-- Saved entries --
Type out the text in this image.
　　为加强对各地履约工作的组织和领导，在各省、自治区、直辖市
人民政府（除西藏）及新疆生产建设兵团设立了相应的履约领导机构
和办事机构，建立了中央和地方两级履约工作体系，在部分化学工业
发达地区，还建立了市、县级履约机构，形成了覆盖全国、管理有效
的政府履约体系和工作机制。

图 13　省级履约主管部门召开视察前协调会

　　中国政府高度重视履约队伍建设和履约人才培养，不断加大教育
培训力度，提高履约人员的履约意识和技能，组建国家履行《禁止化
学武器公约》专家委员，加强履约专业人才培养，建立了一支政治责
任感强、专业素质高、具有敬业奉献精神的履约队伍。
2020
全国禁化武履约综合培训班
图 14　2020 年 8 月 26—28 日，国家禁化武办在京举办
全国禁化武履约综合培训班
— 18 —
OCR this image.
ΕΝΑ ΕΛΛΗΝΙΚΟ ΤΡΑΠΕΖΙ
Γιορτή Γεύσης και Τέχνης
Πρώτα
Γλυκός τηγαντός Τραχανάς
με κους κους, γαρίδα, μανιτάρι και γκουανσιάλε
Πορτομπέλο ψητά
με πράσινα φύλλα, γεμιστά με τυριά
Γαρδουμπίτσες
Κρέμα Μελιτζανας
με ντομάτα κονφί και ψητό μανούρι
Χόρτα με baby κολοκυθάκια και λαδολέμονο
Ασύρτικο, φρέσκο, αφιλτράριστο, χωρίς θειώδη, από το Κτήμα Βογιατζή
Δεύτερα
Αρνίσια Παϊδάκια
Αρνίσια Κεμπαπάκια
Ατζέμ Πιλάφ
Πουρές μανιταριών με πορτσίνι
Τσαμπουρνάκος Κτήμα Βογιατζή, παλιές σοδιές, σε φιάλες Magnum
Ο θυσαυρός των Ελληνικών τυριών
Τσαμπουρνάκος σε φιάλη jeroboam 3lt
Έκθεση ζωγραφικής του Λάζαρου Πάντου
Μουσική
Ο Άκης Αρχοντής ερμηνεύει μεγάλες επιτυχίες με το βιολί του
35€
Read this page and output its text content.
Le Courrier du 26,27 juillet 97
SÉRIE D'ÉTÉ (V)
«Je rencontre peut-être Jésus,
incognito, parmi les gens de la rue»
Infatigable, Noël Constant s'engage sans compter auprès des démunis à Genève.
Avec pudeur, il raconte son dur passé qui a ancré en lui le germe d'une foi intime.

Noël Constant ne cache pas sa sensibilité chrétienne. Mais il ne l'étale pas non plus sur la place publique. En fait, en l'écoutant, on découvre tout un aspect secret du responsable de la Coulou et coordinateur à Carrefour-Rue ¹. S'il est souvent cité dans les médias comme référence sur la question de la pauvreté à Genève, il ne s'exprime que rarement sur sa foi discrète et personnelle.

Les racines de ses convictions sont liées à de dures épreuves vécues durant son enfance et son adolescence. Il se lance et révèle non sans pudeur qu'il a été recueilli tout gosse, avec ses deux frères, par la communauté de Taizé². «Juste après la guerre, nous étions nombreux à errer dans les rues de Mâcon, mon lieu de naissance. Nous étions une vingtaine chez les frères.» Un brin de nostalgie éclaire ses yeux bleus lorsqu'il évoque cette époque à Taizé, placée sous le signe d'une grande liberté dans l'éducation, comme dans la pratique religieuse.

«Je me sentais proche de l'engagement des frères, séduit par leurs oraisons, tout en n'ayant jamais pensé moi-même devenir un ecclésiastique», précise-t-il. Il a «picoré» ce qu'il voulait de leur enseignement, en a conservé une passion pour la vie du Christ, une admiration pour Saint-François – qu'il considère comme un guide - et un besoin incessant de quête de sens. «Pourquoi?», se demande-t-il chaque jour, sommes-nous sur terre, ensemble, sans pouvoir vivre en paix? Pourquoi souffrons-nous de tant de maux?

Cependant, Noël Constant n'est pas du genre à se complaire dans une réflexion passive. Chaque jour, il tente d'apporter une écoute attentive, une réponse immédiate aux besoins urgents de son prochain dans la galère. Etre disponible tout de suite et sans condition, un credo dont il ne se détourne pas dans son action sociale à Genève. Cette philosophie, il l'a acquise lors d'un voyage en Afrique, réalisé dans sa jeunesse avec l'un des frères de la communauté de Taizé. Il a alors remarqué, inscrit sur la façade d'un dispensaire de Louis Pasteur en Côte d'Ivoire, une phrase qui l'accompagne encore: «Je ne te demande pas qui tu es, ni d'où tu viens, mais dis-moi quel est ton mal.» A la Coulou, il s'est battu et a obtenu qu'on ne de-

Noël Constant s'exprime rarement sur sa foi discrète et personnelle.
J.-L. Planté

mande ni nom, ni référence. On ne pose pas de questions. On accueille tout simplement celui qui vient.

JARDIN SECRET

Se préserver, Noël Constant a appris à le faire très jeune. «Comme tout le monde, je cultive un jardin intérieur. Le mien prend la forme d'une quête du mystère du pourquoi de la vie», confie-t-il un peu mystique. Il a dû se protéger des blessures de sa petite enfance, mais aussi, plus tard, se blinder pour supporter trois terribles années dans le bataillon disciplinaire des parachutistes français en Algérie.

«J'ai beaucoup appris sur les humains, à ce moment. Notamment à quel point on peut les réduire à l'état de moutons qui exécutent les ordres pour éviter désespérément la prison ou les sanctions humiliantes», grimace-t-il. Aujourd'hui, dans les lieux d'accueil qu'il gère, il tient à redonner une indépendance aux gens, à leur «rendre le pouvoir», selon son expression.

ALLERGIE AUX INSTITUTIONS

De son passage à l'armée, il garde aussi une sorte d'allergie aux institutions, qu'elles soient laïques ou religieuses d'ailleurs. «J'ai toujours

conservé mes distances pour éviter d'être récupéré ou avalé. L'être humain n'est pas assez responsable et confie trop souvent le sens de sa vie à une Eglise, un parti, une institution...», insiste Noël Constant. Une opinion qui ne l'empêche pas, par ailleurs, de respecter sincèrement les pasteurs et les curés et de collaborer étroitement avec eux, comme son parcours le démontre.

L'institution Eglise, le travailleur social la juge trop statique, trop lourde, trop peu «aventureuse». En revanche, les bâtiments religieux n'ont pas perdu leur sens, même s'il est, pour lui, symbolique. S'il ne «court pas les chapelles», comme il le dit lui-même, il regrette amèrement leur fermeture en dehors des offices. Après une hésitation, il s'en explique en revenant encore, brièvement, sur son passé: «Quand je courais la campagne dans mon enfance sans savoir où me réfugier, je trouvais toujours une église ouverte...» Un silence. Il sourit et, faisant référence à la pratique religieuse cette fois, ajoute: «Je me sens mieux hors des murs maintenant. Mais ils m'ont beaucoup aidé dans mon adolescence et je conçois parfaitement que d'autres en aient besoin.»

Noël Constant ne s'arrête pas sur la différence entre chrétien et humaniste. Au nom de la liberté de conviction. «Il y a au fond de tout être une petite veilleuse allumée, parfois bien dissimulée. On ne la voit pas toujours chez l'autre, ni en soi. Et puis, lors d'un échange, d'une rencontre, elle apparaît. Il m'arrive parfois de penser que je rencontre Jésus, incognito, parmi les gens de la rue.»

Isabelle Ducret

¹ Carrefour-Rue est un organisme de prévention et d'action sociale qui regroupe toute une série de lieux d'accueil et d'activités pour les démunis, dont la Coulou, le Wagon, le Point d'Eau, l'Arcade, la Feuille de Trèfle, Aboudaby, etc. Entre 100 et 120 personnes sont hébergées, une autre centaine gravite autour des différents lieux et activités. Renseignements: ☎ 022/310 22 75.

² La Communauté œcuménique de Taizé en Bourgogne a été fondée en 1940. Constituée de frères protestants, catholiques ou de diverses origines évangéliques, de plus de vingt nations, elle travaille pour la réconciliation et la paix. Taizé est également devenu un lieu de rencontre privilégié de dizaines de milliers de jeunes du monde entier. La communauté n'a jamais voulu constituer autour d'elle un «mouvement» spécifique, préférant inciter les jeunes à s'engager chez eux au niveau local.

-- What you are asked to do --
Report each line of the material above where the word "conservé" appears.

-- Exercise output --
«Je me sentais proche de l'engagement des frères, séduit par leurs oraisons, tout en n'ayant jamais pensé moi-même devenir un ecclésiastique», précise-t-il. Il a «picoré» ce qu'il voulait de leur enseignement, en a conservé une passion pour la vie du Christ, une admiration pour Saint-François – qu'il considère comme un guide - et un besoin incessant de quête de sens. «Pourquoi?», se demande-t-il chaque jour, sommes-nous sur terre, ensemble, sans pouvoir vivre en paix? Pourquoi souffrons-nous de tant de maux?
conservé mes distances pour éviter d'être récupéré ou avalé. L'être humain n'est pas assez responsable et confie trop souvent le sens de sa vie à une Eglise, un parti, une institution...», insiste Noël Constant. Une opinion qui ne l'empêche pas, par ailleurs, de respecter sincèrement les pasteurs et les curés et de collaborer étroitement avec eux, comme son parcours le démontre.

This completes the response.